____ Records to use

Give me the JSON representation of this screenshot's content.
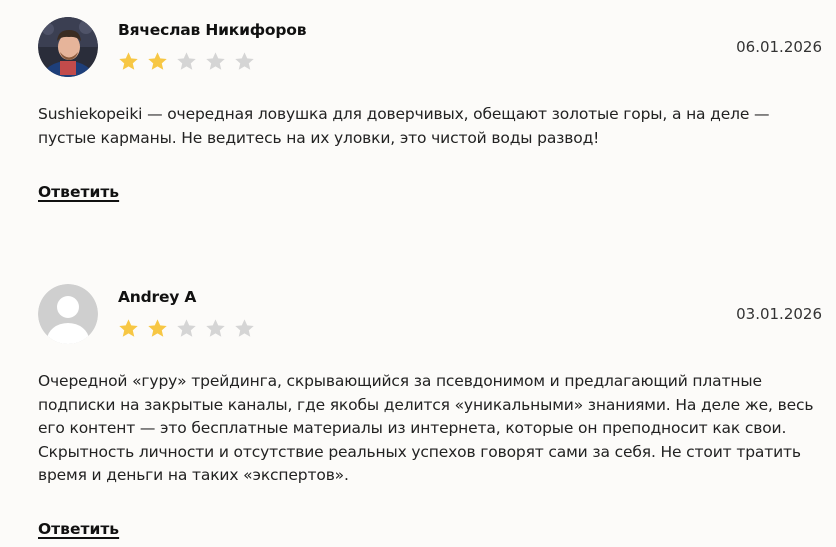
{
  "reviews": [
    {
      "author": "Вячеслав Никифоров",
      "date": "06.01.2026",
      "rating": 2,
      "max_rating": 5,
      "text": "Sushiekopeiki — очередная ловушка для доверчивых, обещают золотые горы, а на деле — пустые карманы. Не ведитесь на их уловки, это чистой воды развод!",
      "reply_label": "Ответить",
      "avatar": "user-photo"
    },
    {
      "author": "Andrey A",
      "date": "03.01.2026",
      "rating": 2,
      "max_rating": 5,
      "text": "Очередной «гуру» трейдинга, скрывающийся за псевдонимом и предлагающий платные подписки на закрытые каналы, где якобы делится «уникальными» знаниями. На деле же, весь его контент — это бесплатные материалы из интернета, которые он преподносит как свои. Скрытность личности и отсутствие реальных успехов говорят сами за себя. Не стоит тратить время и деньги на таких «экспертов».",
      "reply_label": "Ответить",
      "avatar": "default-avatar"
    }
  ],
  "colors": {
    "star_filled": "#f7c744",
    "star_empty": "#d5d5d5",
    "background": "#fcfbf9",
    "placeholder_avatar": "#cfcfcf"
  }
}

________

Directive: Copy out the records above in full, exactly as written, but not the pictures.

Task solution:
Give me the JSON representation of this screenshot's content.
{
  "reviews": [
    {
      "author": "Вячеслав Никифоров",
      "date": "06.01.2026",
      "rating": 2,
      "max_rating": 5,
      "text": "Sushiekopeiki — очередная ловушка для доверчивых, обещают золотые горы, а на деле — пустые карманы. Не ведитесь на их уловки, это чистой воды развод!",
      "reply_label": "Ответить",
      "avatar": "user-photo"
    },
    {
      "author": "Andrey A",
      "date": "03.01.2026",
      "rating": 2,
      "max_rating": 5,
      "text": "Очередной «гуру» трейдинга, скрывающийся за псевдонимом и предлагающий платные подписки на закрытые каналы, где якобы делится «уникальными» знаниями. На деле же, весь его контент — это бесплатные материалы из интернета, которые он преподносит как свои. Скрытность личности и отсутствие реальных успехов говорят сами за себя. Не стоит тратить время и деньги на таких «экспертов».",
      "reply_label": "Ответить",
      "avatar": "default-avatar"
    }
  ],
  "colors": {
    "star_filled": "#f7c744",
    "star_empty": "#d5d5d5",
    "background": "#fcfbf9",
    "placeholder_avatar": "#cfcfcf"
  }
}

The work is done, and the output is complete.